» THE PROBLEM: Report how many lines of the listing below include the word "type". Give nothing but the number.

◇ ◇ ◇ ◇

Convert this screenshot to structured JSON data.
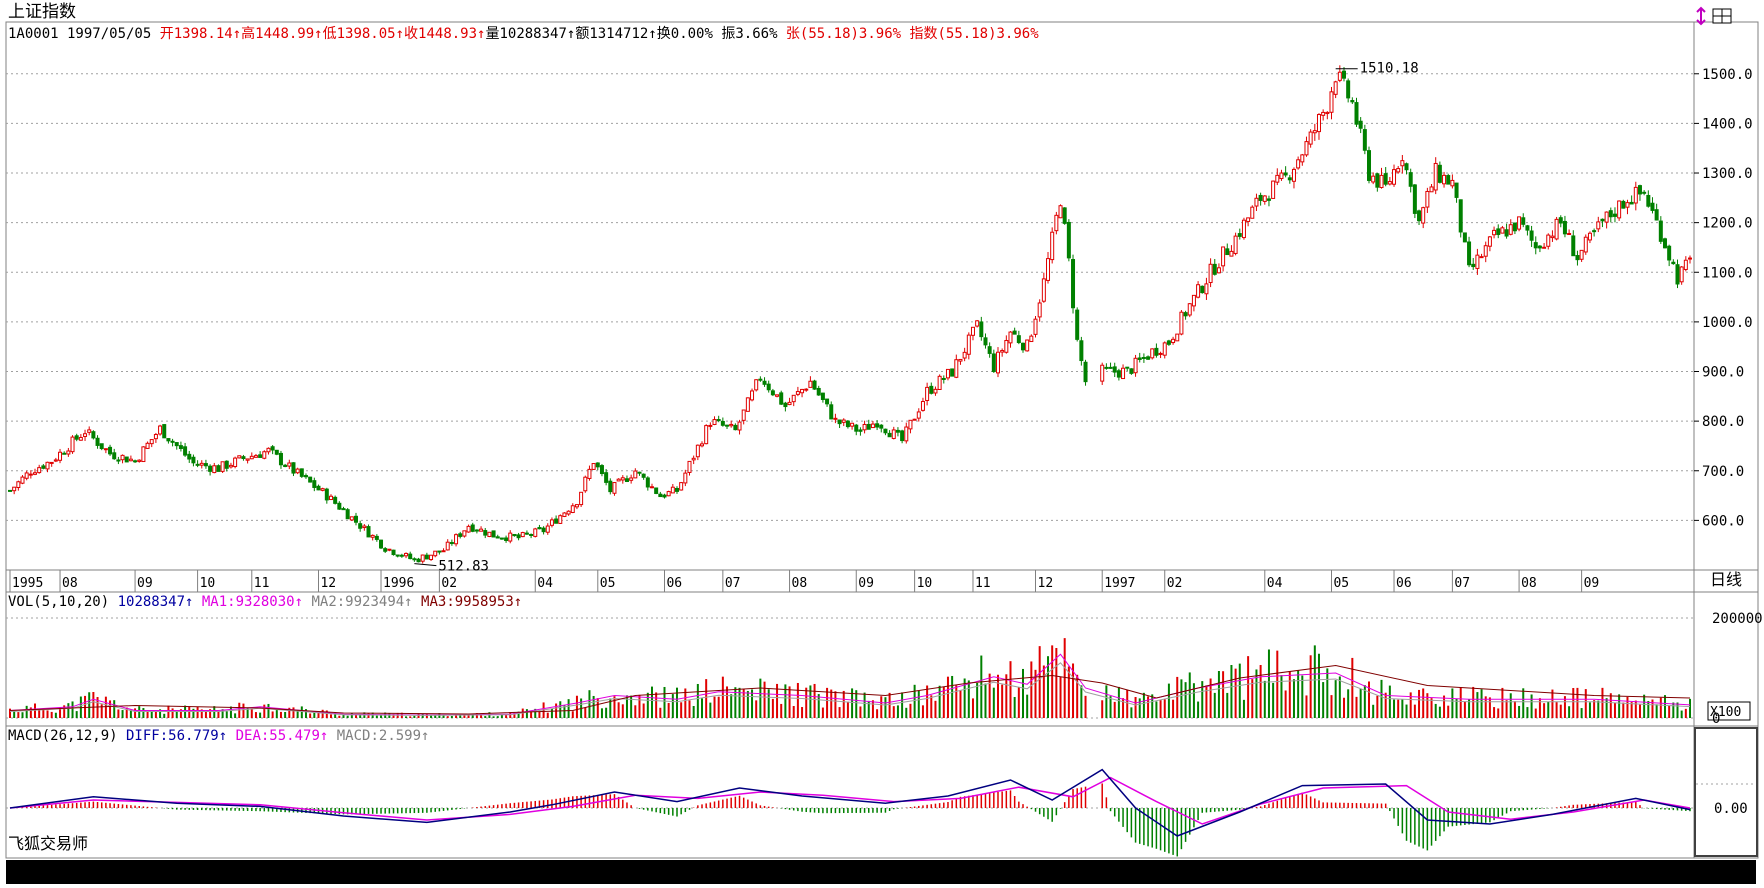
{
  "title": "上证指数",
  "info": [
    {
      "t": "1A0001 1997/05/05 ",
      "c": "k"
    },
    {
      "t": "开1398.14↑",
      "c": "r"
    },
    {
      "t": "高1448.99↑",
      "c": "r"
    },
    {
      "t": "低1398.05↑",
      "c": "r"
    },
    {
      "t": "收1448.93↑",
      "c": "r"
    },
    {
      "t": "量10288347↑",
      "c": "k"
    },
    {
      "t": "额1314712↑",
      "c": "k"
    },
    {
      "t": "换0.00%",
      "c": "k"
    },
    {
      "t": " 振3.66%",
      "c": "k"
    },
    {
      "t": " 张(55.18)3.96%",
      "c": "r"
    },
    {
      "t": " 指数(55.18)3.96%",
      "c": "r"
    }
  ],
  "vol_info": [
    {
      "t": "VOL(5,10,20)",
      "c": "k"
    },
    {
      "t": " 10288347↑",
      "c": "b"
    },
    {
      "t": " MA1:9328030↑",
      "c": "m"
    },
    {
      "t": " MA2:9923494↑",
      "c": "g"
    },
    {
      "t": " MA3:9958953↑",
      "c": "br"
    }
  ],
  "macd_info": [
    {
      "t": "MACD(26,12,9)",
      "c": "k"
    },
    {
      "t": " DIFF:56.779↑",
      "c": "b"
    },
    {
      "t": " DEA:55.479↑",
      "c": "m"
    },
    {
      "t": " MACD:2.599↑",
      "c": "g"
    }
  ],
  "brand": "飞狐交易师",
  "period_label": "日线",
  "volume_unit": "X100",
  "colors": {
    "up": "#e00000",
    "down": "#008000",
    "diff": "#000080",
    "dea": "#e000e0",
    "ma2": "#a0a0a0",
    "ma3": "#800000",
    "ma1": "#e000e0"
  },
  "chart_data": [
    {
      "type": "candlestick",
      "ylim": [
        500,
        1560
      ],
      "y_ticks": [
        "1500.0",
        "1400.0",
        "1300.0",
        "1200.0",
        "1100.0",
        "1000.0",
        "900.0",
        "800.0",
        "700.0",
        "600.0"
      ],
      "x_ticks": [
        {
          "label": "1995",
          "day": 0
        },
        {
          "label": "08",
          "day": 12
        },
        {
          "label": "09",
          "day": 30
        },
        {
          "label": "10",
          "day": 45
        },
        {
          "label": "11",
          "day": 58
        },
        {
          "label": "12",
          "day": 74
        },
        {
          "label": "1996",
          "day": 89
        },
        {
          "label": "02",
          "day": 103
        },
        {
          "label": "04",
          "day": 126
        },
        {
          "label": "05",
          "day": 141
        },
        {
          "label": "06",
          "day": 157
        },
        {
          "label": "07",
          "day": 171
        },
        {
          "label": "08",
          "day": 187
        },
        {
          "label": "09",
          "day": 203
        },
        {
          "label": "10",
          "day": 217
        },
        {
          "label": "11",
          "day": 231
        },
        {
          "label": "12",
          "day": 246
        },
        {
          "label": "1997",
          "day": 262
        },
        {
          "label": "02",
          "day": 277
        },
        {
          "label": "04",
          "day": 301
        },
        {
          "label": "05",
          "day": 317
        },
        {
          "label": "06",
          "day": 332
        },
        {
          "label": "07",
          "day": 346
        },
        {
          "label": "08",
          "day": 362
        },
        {
          "label": "09",
          "day": 377
        }
      ],
      "annotations": [
        {
          "text": "512.83",
          "day": 97,
          "value": 512.83
        },
        {
          "text": "1510.18",
          "day": 318,
          "value": 1510.18
        }
      ],
      "close_path": [
        [
          0,
          660
        ],
        [
          5,
          700
        ],
        [
          10,
          720
        ],
        [
          18,
          780
        ],
        [
          24,
          735
        ],
        [
          30,
          720
        ],
        [
          36,
          785
        ],
        [
          44,
          715
        ],
        [
          50,
          705
        ],
        [
          56,
          725
        ],
        [
          62,
          740
        ],
        [
          68,
          700
        ],
        [
          76,
          650
        ],
        [
          84,
          590
        ],
        [
          90,
          545
        ],
        [
          97,
          520
        ],
        [
          104,
          540
        ],
        [
          110,
          590
        ],
        [
          116,
          570
        ],
        [
          122,
          565
        ],
        [
          128,
          580
        ],
        [
          136,
          640
        ],
        [
          140,
          720
        ],
        [
          144,
          660
        ],
        [
          150,
          700
        ],
        [
          156,
          650
        ],
        [
          160,
          660
        ],
        [
          168,
          800
        ],
        [
          174,
          780
        ],
        [
          180,
          890
        ],
        [
          186,
          830
        ],
        [
          192,
          880
        ],
        [
          198,
          800
        ],
        [
          204,
          780
        ],
        [
          208,
          800
        ],
        [
          214,
          760
        ],
        [
          220,
          860
        ],
        [
          226,
          900
        ],
        [
          232,
          990
        ],
        [
          236,
          910
        ],
        [
          240,
          980
        ],
        [
          244,
          950
        ],
        [
          248,
          1080
        ],
        [
          252,
          1250
        ],
        [
          254,
          1120
        ],
        [
          256,
          960
        ],
        [
          258,
          880
        ],
        [
          262,
          900
        ],
        [
          268,
          900
        ],
        [
          274,
          940
        ],
        [
          278,
          960
        ],
        [
          282,
          1020
        ],
        [
          288,
          1100
        ],
        [
          294,
          1170
        ],
        [
          300,
          1250
        ],
        [
          306,
          1290
        ],
        [
          312,
          1370
        ],
        [
          316,
          1440
        ],
        [
          318,
          1500
        ],
        [
          322,
          1440
        ],
        [
          326,
          1300
        ],
        [
          330,
          1270
        ],
        [
          334,
          1340
        ],
        [
          338,
          1200
        ],
        [
          342,
          1300
        ],
        [
          346,
          1280
        ],
        [
          350,
          1100
        ],
        [
          356,
          1170
        ],
        [
          362,
          1200
        ],
        [
          366,
          1150
        ],
        [
          372,
          1200
        ],
        [
          376,
          1130
        ],
        [
          382,
          1200
        ],
        [
          388,
          1250
        ],
        [
          392,
          1260
        ],
        [
          396,
          1180
        ],
        [
          400,
          1090
        ],
        [
          403,
          1120
        ]
      ],
      "up_color": "#e00000",
      "down_color": "#008000"
    },
    {
      "type": "bar",
      "name": "volume",
      "ylim": [
        0,
        200000
      ],
      "y_ticks": [
        "200000",
        "0"
      ],
      "envelope": [
        [
          0,
          20000
        ],
        [
          15,
          30000
        ],
        [
          20,
          50000
        ],
        [
          30,
          20000
        ],
        [
          50,
          20000
        ],
        [
          60,
          30000
        ],
        [
          80,
          10000
        ],
        [
          100,
          8000
        ],
        [
          120,
          10000
        ],
        [
          136,
          40000
        ],
        [
          145,
          60000
        ],
        [
          160,
          50000
        ],
        [
          170,
          70000
        ],
        [
          190,
          60000
        ],
        [
          210,
          40000
        ],
        [
          220,
          60000
        ],
        [
          236,
          110000
        ],
        [
          244,
          90000
        ],
        [
          252,
          170000
        ],
        [
          258,
          80000
        ],
        [
          270,
          40000
        ],
        [
          285,
          80000
        ],
        [
          300,
          110000
        ],
        [
          318,
          120000
        ],
        [
          330,
          60000
        ],
        [
          350,
          50000
        ],
        [
          380,
          50000
        ],
        [
          403,
          35000
        ]
      ],
      "ma3_path": [
        [
          0,
          15000
        ],
        [
          30,
          25000
        ],
        [
          60,
          20000
        ],
        [
          80,
          10000
        ],
        [
          110,
          8000
        ],
        [
          135,
          15000
        ],
        [
          150,
          45000
        ],
        [
          180,
          60000
        ],
        [
          210,
          45000
        ],
        [
          230,
          70000
        ],
        [
          250,
          85000
        ],
        [
          262,
          70000
        ],
        [
          275,
          40000
        ],
        [
          295,
          80000
        ],
        [
          318,
          105000
        ],
        [
          340,
          65000
        ],
        [
          380,
          45000
        ],
        [
          403,
          40000
        ]
      ]
    },
    {
      "type": "line",
      "name": "MACD",
      "y_ticks": [
        "0.00"
      ],
      "ylim": [
        -70,
        70
      ],
      "diff_path": [
        [
          0,
          0
        ],
        [
          20,
          14
        ],
        [
          40,
          6
        ],
        [
          60,
          2
        ],
        [
          80,
          -10
        ],
        [
          100,
          -18
        ],
        [
          120,
          -5
        ],
        [
          130,
          4
        ],
        [
          145,
          20
        ],
        [
          160,
          8
        ],
        [
          175,
          25
        ],
        [
          190,
          15
        ],
        [
          210,
          6
        ],
        [
          225,
          15
        ],
        [
          240,
          35
        ],
        [
          250,
          10
        ],
        [
          262,
          48
        ],
        [
          270,
          0
        ],
        [
          280,
          -35
        ],
        [
          295,
          -5
        ],
        [
          310,
          28
        ],
        [
          330,
          30
        ],
        [
          340,
          -15
        ],
        [
          355,
          -20
        ],
        [
          370,
          -8
        ],
        [
          390,
          12
        ],
        [
          403,
          -2
        ]
      ],
      "dea_path": [
        [
          0,
          0
        ],
        [
          20,
          10
        ],
        [
          40,
          7
        ],
        [
          60,
          4
        ],
        [
          80,
          -6
        ],
        [
          100,
          -15
        ],
        [
          120,
          -8
        ],
        [
          135,
          2
        ],
        [
          150,
          16
        ],
        [
          165,
          12
        ],
        [
          180,
          20
        ],
        [
          195,
          16
        ],
        [
          212,
          8
        ],
        [
          228,
          12
        ],
        [
          242,
          26
        ],
        [
          255,
          14
        ],
        [
          264,
          38
        ],
        [
          275,
          8
        ],
        [
          286,
          -20
        ],
        [
          300,
          5
        ],
        [
          315,
          25
        ],
        [
          335,
          28
        ],
        [
          345,
          -5
        ],
        [
          360,
          -14
        ],
        [
          375,
          -5
        ],
        [
          392,
          10
        ],
        [
          403,
          0
        ]
      ]
    }
  ]
}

◇ ◇ ◇ ◇

» TASK ANSWER: 3